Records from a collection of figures
= = = = = = =

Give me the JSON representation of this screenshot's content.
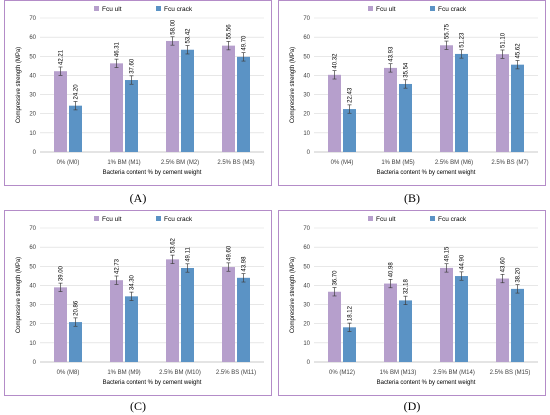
{
  "colors": {
    "ult": "#b69fcc",
    "crack": "#5b93c5",
    "grid": "#d9d9d9",
    "border": "#b48cc8",
    "error": "#404040"
  },
  "chart_data": [
    {
      "type": "bar",
      "panel_label": "(A)",
      "categories": [
        "0% (M0)",
        "1% BM (M1)",
        "2.5% BM (M2)",
        "2.5% BS (M3)"
      ],
      "series": [
        {
          "name": "Fcu ult",
          "values": [
            42.21,
            46.31,
            58.0,
            55.56
          ],
          "labels": [
            "42.21",
            "46.31",
            "58.00",
            "55.56"
          ],
          "color": "#b69fcc"
        },
        {
          "name": "Fcu crack",
          "values": [
            24.2,
            37.6,
            53.42,
            49.7
          ],
          "labels": [
            "24.20",
            "37.60",
            "53.42",
            "49.70"
          ],
          "color": "#5b93c5"
        }
      ],
      "xlabel": "Bacteria content % by cement weight",
      "ylabel": "Compressive strength (MPa)",
      "ylim": [
        0,
        70
      ],
      "yticks": [
        0,
        10,
        20,
        30,
        40,
        50,
        60,
        70
      ],
      "grid": true,
      "legend": "top",
      "error_bars": true
    },
    {
      "type": "bar",
      "panel_label": "(B)",
      "categories": [
        "0% (M4)",
        "1% BM (M5)",
        "2.5% BM (M6)",
        "2.5% BS (M7)"
      ],
      "series": [
        {
          "name": "Fcu ult",
          "values": [
            40.32,
            43.93,
            55.75,
            51.1
          ],
          "labels": [
            "40.32",
            "43.93",
            "55.75",
            "51.10"
          ],
          "color": "#b69fcc"
        },
        {
          "name": "Fcu crack",
          "values": [
            22.43,
            35.54,
            51.23,
            45.62
          ],
          "labels": [
            "22.43",
            "35.54",
            "51.23",
            "45.62"
          ],
          "color": "#5b93c5"
        }
      ],
      "xlabel": "Bacteria content % by cement weight",
      "ylabel": "Compressive strength (MPa)",
      "ylim": [
        0,
        70
      ],
      "yticks": [
        0,
        10,
        20,
        30,
        40,
        50,
        60,
        70
      ],
      "grid": true,
      "legend": "top",
      "error_bars": true
    },
    {
      "type": "bar",
      "panel_label": "(C)",
      "categories": [
        "0% (M8)",
        "1% BM (M9)",
        "2.5% BM (M10)",
        "2.5% BS (M11)"
      ],
      "series": [
        {
          "name": "Fcu ult",
          "values": [
            39.0,
            42.73,
            53.62,
            49.6
          ],
          "labels": [
            "39.00",
            "42.73",
            "53.62",
            "49.60"
          ],
          "color": "#b69fcc"
        },
        {
          "name": "Fcu crack",
          "values": [
            20.86,
            34.3,
            49.11,
            43.98
          ],
          "labels": [
            "20.86",
            "34.30",
            "49.11",
            "43.98"
          ],
          "color": "#5b93c5"
        }
      ],
      "xlabel": "Bacteria content % by cement weight",
      "ylabel": "Compressive strength (MPa)",
      "ylim": [
        0,
        70
      ],
      "yticks": [
        0,
        10,
        20,
        30,
        40,
        50,
        60,
        70
      ],
      "grid": true,
      "legend": "top",
      "error_bars": true
    },
    {
      "type": "bar",
      "panel_label": "(D)",
      "categories": [
        "0% (M12)",
        "1% BM (M13)",
        "2.5% BM (M14)",
        "2.5% BS (M15)"
      ],
      "series": [
        {
          "name": "Fcu ult",
          "values": [
            36.7,
            40.98,
            49.15,
            43.6
          ],
          "labels": [
            "36.70",
            "40.98",
            "49.15",
            "43.60"
          ],
          "color": "#b69fcc"
        },
        {
          "name": "Fcu crack",
          "values": [
            18.12,
            32.18,
            44.9,
            38.2
          ],
          "labels": [
            "18.12",
            "32.18",
            "44.90",
            "38.20"
          ],
          "color": "#5b93c5"
        }
      ],
      "xlabel": "Bacteria content % by cement weight",
      "ylabel": "Compressive strength (MPa)",
      "ylim": [
        0,
        70
      ],
      "yticks": [
        0,
        10,
        20,
        30,
        40,
        50,
        60,
        70
      ],
      "grid": true,
      "legend": "top",
      "error_bars": true
    }
  ]
}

= = = = = = =

WHAT YOU SHOULD DO
What you return should match the records above word for word, minus the pictures.

YOUR SOLUTION
Give me the JSON representation of this screenshot's content.
{
  "colors": {
    "ult": "#b69fcc",
    "crack": "#5b93c5",
    "grid": "#d9d9d9",
    "border": "#b48cc8",
    "error": "#404040"
  },
  "chart_data": [
    {
      "type": "bar",
      "panel_label": "(A)",
      "categories": [
        "0% (M0)",
        "1% BM (M1)",
        "2.5% BM (M2)",
        "2.5% BS (M3)"
      ],
      "series": [
        {
          "name": "Fcu ult",
          "values": [
            42.21,
            46.31,
            58.0,
            55.56
          ],
          "labels": [
            "42.21",
            "46.31",
            "58.00",
            "55.56"
          ],
          "color": "#b69fcc"
        },
        {
          "name": "Fcu crack",
          "values": [
            24.2,
            37.6,
            53.42,
            49.7
          ],
          "labels": [
            "24.20",
            "37.60",
            "53.42",
            "49.70"
          ],
          "color": "#5b93c5"
        }
      ],
      "xlabel": "Bacteria content % by cement weight",
      "ylabel": "Compressive strength (MPa)",
      "ylim": [
        0,
        70
      ],
      "yticks": [
        0,
        10,
        20,
        30,
        40,
        50,
        60,
        70
      ],
      "grid": true,
      "legend": "top",
      "error_bars": true
    },
    {
      "type": "bar",
      "panel_label": "(B)",
      "categories": [
        "0% (M4)",
        "1% BM (M5)",
        "2.5% BM (M6)",
        "2.5% BS (M7)"
      ],
      "series": [
        {
          "name": "Fcu ult",
          "values": [
            40.32,
            43.93,
            55.75,
            51.1
          ],
          "labels": [
            "40.32",
            "43.93",
            "55.75",
            "51.10"
          ],
          "color": "#b69fcc"
        },
        {
          "name": "Fcu crack",
          "values": [
            22.43,
            35.54,
            51.23,
            45.62
          ],
          "labels": [
            "22.43",
            "35.54",
            "51.23",
            "45.62"
          ],
          "color": "#5b93c5"
        }
      ],
      "xlabel": "Bacteria content % by cement weight",
      "ylabel": "Compressive strength (MPa)",
      "ylim": [
        0,
        70
      ],
      "yticks": [
        0,
        10,
        20,
        30,
        40,
        50,
        60,
        70
      ],
      "grid": true,
      "legend": "top",
      "error_bars": true
    },
    {
      "type": "bar",
      "panel_label": "(C)",
      "categories": [
        "0% (M8)",
        "1% BM (M9)",
        "2.5% BM (M10)",
        "2.5% BS (M11)"
      ],
      "series": [
        {
          "name": "Fcu ult",
          "values": [
            39.0,
            42.73,
            53.62,
            49.6
          ],
          "labels": [
            "39.00",
            "42.73",
            "53.62",
            "49.60"
          ],
          "color": "#b69fcc"
        },
        {
          "name": "Fcu crack",
          "values": [
            20.86,
            34.3,
            49.11,
            43.98
          ],
          "labels": [
            "20.86",
            "34.30",
            "49.11",
            "43.98"
          ],
          "color": "#5b93c5"
        }
      ],
      "xlabel": "Bacteria content % by cement weight",
      "ylabel": "Compressive strength (MPa)",
      "ylim": [
        0,
        70
      ],
      "yticks": [
        0,
        10,
        20,
        30,
        40,
        50,
        60,
        70
      ],
      "grid": true,
      "legend": "top",
      "error_bars": true
    },
    {
      "type": "bar",
      "panel_label": "(D)",
      "categories": [
        "0% (M12)",
        "1% BM (M13)",
        "2.5% BM (M14)",
        "2.5% BS (M15)"
      ],
      "series": [
        {
          "name": "Fcu ult",
          "values": [
            36.7,
            40.98,
            49.15,
            43.6
          ],
          "labels": [
            "36.70",
            "40.98",
            "49.15",
            "43.60"
          ],
          "color": "#b69fcc"
        },
        {
          "name": "Fcu crack",
          "values": [
            18.12,
            32.18,
            44.9,
            38.2
          ],
          "labels": [
            "18.12",
            "32.18",
            "44.90",
            "38.20"
          ],
          "color": "#5b93c5"
        }
      ],
      "xlabel": "Bacteria content % by cement weight",
      "ylabel": "Compressive strength (MPa)",
      "ylim": [
        0,
        70
      ],
      "yticks": [
        0,
        10,
        20,
        30,
        40,
        50,
        60,
        70
      ],
      "grid": true,
      "legend": "top",
      "error_bars": true
    }
  ]
}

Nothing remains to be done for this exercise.